> [Set task]: Transcribe the records below exactly as they appear, omitting any pictures.

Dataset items
◆ ◆ ◆
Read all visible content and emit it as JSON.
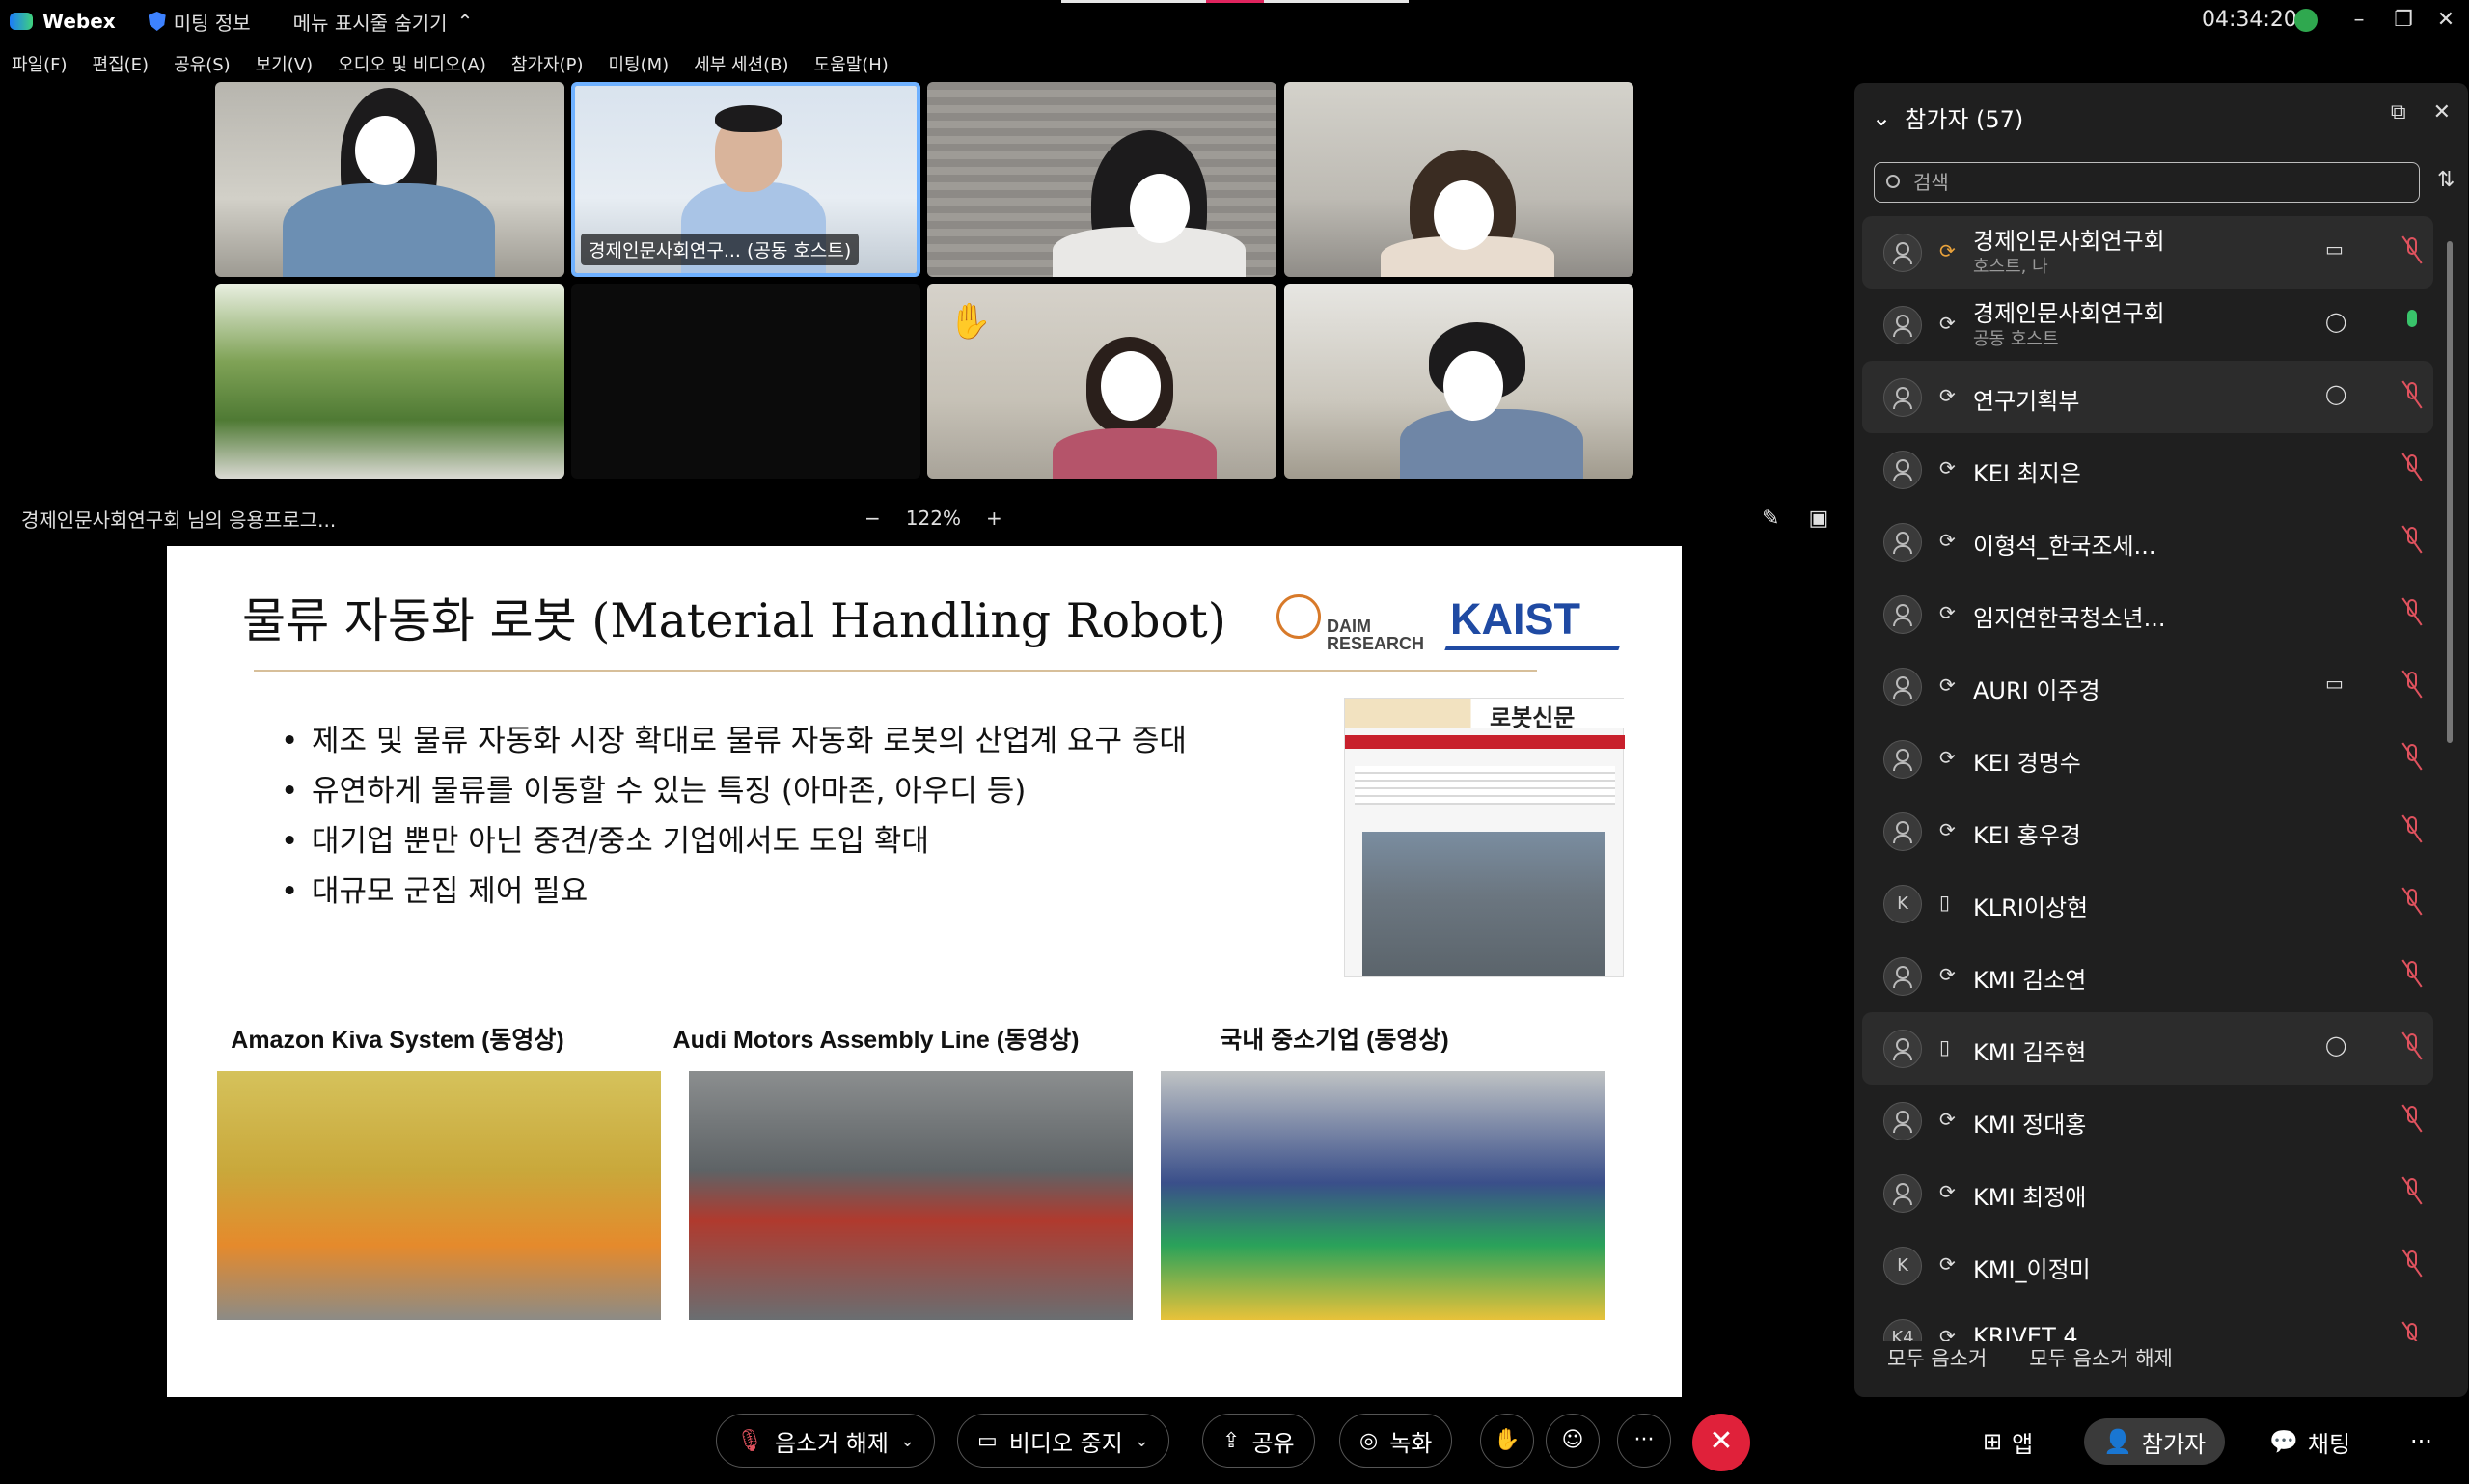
{
  "titlebar": {
    "app_name": "Webex",
    "meeting_info": "미팅 정보",
    "hide_menu": "메뉴 표시줄 숨기기",
    "clock": "04:34:20"
  },
  "menu": [
    "파일(F)",
    "편집(E)",
    "공유(S)",
    "보기(V)",
    "오디오 및 비디오(A)",
    "참가자(P)",
    "미팅(M)",
    "세부 세션(B)",
    "도움말(H)"
  ],
  "video_tiles": {
    "host_label": "경제인문사회연구... (공동 호스트)"
  },
  "share": {
    "sharer_label": "경제인문사회연구회 님의 응용프로그...",
    "zoom_minus": "−",
    "zoom_level": "122%",
    "zoom_plus": "+"
  },
  "slide": {
    "title": "물류 자동화 로봇 (Material Handling Robot)",
    "daim_logo": "DAIM RESEARCH",
    "kaist_logo": "KAIST",
    "newspaper_logo": "로봇신문",
    "bullets": [
      "제조 및 물류 자동화 시장 확대로 물류 자동화 로봇의 산업계 요구 증대",
      "유연하게 물류를 이동할 수 있는 특징 (아마존, 아우디 등)",
      "대기업 뿐만 아닌 중견/중소 기업에서도 도입 확대",
      "대규모 군집 제어 필요"
    ],
    "captions": [
      "Amazon Kiva System (동영상)",
      "Audi Motors Assembly Line (동영상)",
      "국내 중소기업 (동영상)"
    ]
  },
  "participants": {
    "header": "참가자 (57)",
    "search_placeholder": "검색",
    "list": [
      {
        "avatar": "",
        "device": "headset",
        "name": "경제인문사회연구회",
        "sub": "호스트, 나",
        "video": true,
        "chat": false,
        "muted": true,
        "hl": true
      },
      {
        "avatar": "",
        "device": "headset",
        "name": "경제인문사회연구회",
        "sub": "공동 호스트",
        "video": false,
        "chat": true,
        "muted": false,
        "hl": false
      },
      {
        "avatar": "",
        "device": "headset",
        "name": "연구기획부",
        "sub": "",
        "video": false,
        "chat": true,
        "muted": true,
        "hl": true
      },
      {
        "avatar": "",
        "device": "headset",
        "name": "KEI 최지은",
        "sub": "",
        "video": false,
        "chat": false,
        "muted": true,
        "hl": false
      },
      {
        "avatar": "",
        "device": "headset",
        "name": "이형석_한국조세...",
        "sub": "",
        "video": false,
        "chat": false,
        "muted": true,
        "hl": false
      },
      {
        "avatar": "",
        "device": "headset",
        "name": "임지연한국청소년...",
        "sub": "",
        "video": false,
        "chat": false,
        "muted": true,
        "hl": false
      },
      {
        "avatar": "",
        "device": "headset",
        "name": "AURI 이주경",
        "sub": "",
        "video": true,
        "chat": false,
        "muted": true,
        "hl": false
      },
      {
        "avatar": "",
        "device": "headset",
        "name": "KEI 경명수",
        "sub": "",
        "video": false,
        "chat": false,
        "muted": true,
        "hl": false
      },
      {
        "avatar": "",
        "device": "headset",
        "name": "KEI 홍우경",
        "sub": "",
        "video": false,
        "chat": false,
        "muted": true,
        "hl": false
      },
      {
        "avatar": "K",
        "device": "phone",
        "name": "KLRI이상현",
        "sub": "",
        "video": false,
        "chat": false,
        "muted": true,
        "hl": false
      },
      {
        "avatar": "",
        "device": "headset",
        "name": "KMI 김소연",
        "sub": "",
        "video": false,
        "chat": false,
        "muted": true,
        "hl": false
      },
      {
        "avatar": "",
        "device": "phone",
        "name": "KMI 김주현",
        "sub": "",
        "video": false,
        "chat": true,
        "muted": true,
        "hl": true
      },
      {
        "avatar": "",
        "device": "headset",
        "name": "KMI 정대홍",
        "sub": "",
        "video": false,
        "chat": false,
        "muted": true,
        "hl": false
      },
      {
        "avatar": "",
        "device": "headset",
        "name": "KMI 최정애",
        "sub": "",
        "video": false,
        "chat": false,
        "muted": true,
        "hl": false
      },
      {
        "avatar": "K",
        "device": "headset",
        "name": "KMI_이정미",
        "sub": "",
        "video": false,
        "chat": false,
        "muted": true,
        "hl": false
      },
      {
        "avatar": "K4",
        "device": "headset",
        "name": "KRIVET 4",
        "sub": "",
        "video": false,
        "chat": false,
        "muted": true,
        "hl": false
      }
    ],
    "mute_all": "모두 음소거",
    "unmute_all": "모두 음소거 해제"
  },
  "toolbar": {
    "unmute": "음소거 해제",
    "stop_video": "비디오 중지",
    "share": "공유",
    "record": "녹화",
    "more": "···",
    "apps": "앱",
    "participants": "참가자",
    "chat": "채팅",
    "overflow": "···"
  },
  "colors": {
    "end_call": "#e0213a",
    "mute_red": "#e0525e",
    "unmuted_green": "#39c46b",
    "active_tile": "#6fb1ff",
    "kaist_blue": "#1f4aa3"
  }
}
◆ ◆ ◆
> [Solution for this problem]:
Read all visible content and emit it as JSON.
{
  "titlebar": {
    "app_name": "Webex",
    "meeting_info": "미팅 정보",
    "hide_menu": "메뉴 표시줄 숨기기",
    "clock": "04:34:20"
  },
  "menu": [
    "파일(F)",
    "편집(E)",
    "공유(S)",
    "보기(V)",
    "오디오 및 비디오(A)",
    "참가자(P)",
    "미팅(M)",
    "세부 세션(B)",
    "도움말(H)"
  ],
  "video_tiles": {
    "host_label": "경제인문사회연구... (공동 호스트)"
  },
  "share": {
    "sharer_label": "경제인문사회연구회 님의 응용프로그...",
    "zoom_minus": "−",
    "zoom_level": "122%",
    "zoom_plus": "+"
  },
  "slide": {
    "title": "물류 자동화 로봇 (Material Handling Robot)",
    "daim_logo": "DAIM RESEARCH",
    "kaist_logo": "KAIST",
    "newspaper_logo": "로봇신문",
    "bullets": [
      "제조 및 물류 자동화 시장 확대로 물류 자동화 로봇의 산업계 요구 증대",
      "유연하게 물류를 이동할 수 있는 특징 (아마존, 아우디 등)",
      "대기업 뿐만 아닌 중견/중소 기업에서도 도입 확대",
      "대규모 군집 제어 필요"
    ],
    "captions": [
      "Amazon Kiva System (동영상)",
      "Audi Motors Assembly Line (동영상)",
      "국내 중소기업 (동영상)"
    ]
  },
  "participants": {
    "header": "참가자 (57)",
    "search_placeholder": "검색",
    "list": [
      {
        "avatar": "",
        "device": "headset",
        "name": "경제인문사회연구회",
        "sub": "호스트, 나",
        "video": true,
        "chat": false,
        "muted": true,
        "hl": true
      },
      {
        "avatar": "",
        "device": "headset",
        "name": "경제인문사회연구회",
        "sub": "공동 호스트",
        "video": false,
        "chat": true,
        "muted": false,
        "hl": false
      },
      {
        "avatar": "",
        "device": "headset",
        "name": "연구기획부",
        "sub": "",
        "video": false,
        "chat": true,
        "muted": true,
        "hl": true
      },
      {
        "avatar": "",
        "device": "headset",
        "name": "KEI 최지은",
        "sub": "",
        "video": false,
        "chat": false,
        "muted": true,
        "hl": false
      },
      {
        "avatar": "",
        "device": "headset",
        "name": "이형석_한국조세...",
        "sub": "",
        "video": false,
        "chat": false,
        "muted": true,
        "hl": false
      },
      {
        "avatar": "",
        "device": "headset",
        "name": "임지연한국청소년...",
        "sub": "",
        "video": false,
        "chat": false,
        "muted": true,
        "hl": false
      },
      {
        "avatar": "",
        "device": "headset",
        "name": "AURI 이주경",
        "sub": "",
        "video": true,
        "chat": false,
        "muted": true,
        "hl": false
      },
      {
        "avatar": "",
        "device": "headset",
        "name": "KEI 경명수",
        "sub": "",
        "video": false,
        "chat": false,
        "muted": true,
        "hl": false
      },
      {
        "avatar": "",
        "device": "headset",
        "name": "KEI 홍우경",
        "sub": "",
        "video": false,
        "chat": false,
        "muted": true,
        "hl": false
      },
      {
        "avatar": "K",
        "device": "phone",
        "name": "KLRI이상현",
        "sub": "",
        "video": false,
        "chat": false,
        "muted": true,
        "hl": false
      },
      {
        "avatar": "",
        "device": "headset",
        "name": "KMI 김소연",
        "sub": "",
        "video": false,
        "chat": false,
        "muted": true,
        "hl": false
      },
      {
        "avatar": "",
        "device": "phone",
        "name": "KMI 김주현",
        "sub": "",
        "video": false,
        "chat": true,
        "muted": true,
        "hl": true
      },
      {
        "avatar": "",
        "device": "headset",
        "name": "KMI 정대홍",
        "sub": "",
        "video": false,
        "chat": false,
        "muted": true,
        "hl": false
      },
      {
        "avatar": "",
        "device": "headset",
        "name": "KMI 최정애",
        "sub": "",
        "video": false,
        "chat": false,
        "muted": true,
        "hl": false
      },
      {
        "avatar": "K",
        "device": "headset",
        "name": "KMI_이정미",
        "sub": "",
        "video": false,
        "chat": false,
        "muted": true,
        "hl": false
      },
      {
        "avatar": "K4",
        "device": "headset",
        "name": "KRIVET 4",
        "sub": "",
        "video": false,
        "chat": false,
        "muted": true,
        "hl": false
      }
    ],
    "mute_all": "모두 음소거",
    "unmute_all": "모두 음소거 해제"
  },
  "toolbar": {
    "unmute": "음소거 해제",
    "stop_video": "비디오 중지",
    "share": "공유",
    "record": "녹화",
    "more": "···",
    "apps": "앱",
    "participants": "참가자",
    "chat": "채팅",
    "overflow": "···"
  },
  "colors": {
    "end_call": "#e0213a",
    "mute_red": "#e0525e",
    "unmuted_green": "#39c46b",
    "active_tile": "#6fb1ff",
    "kaist_blue": "#1f4aa3"
  }
}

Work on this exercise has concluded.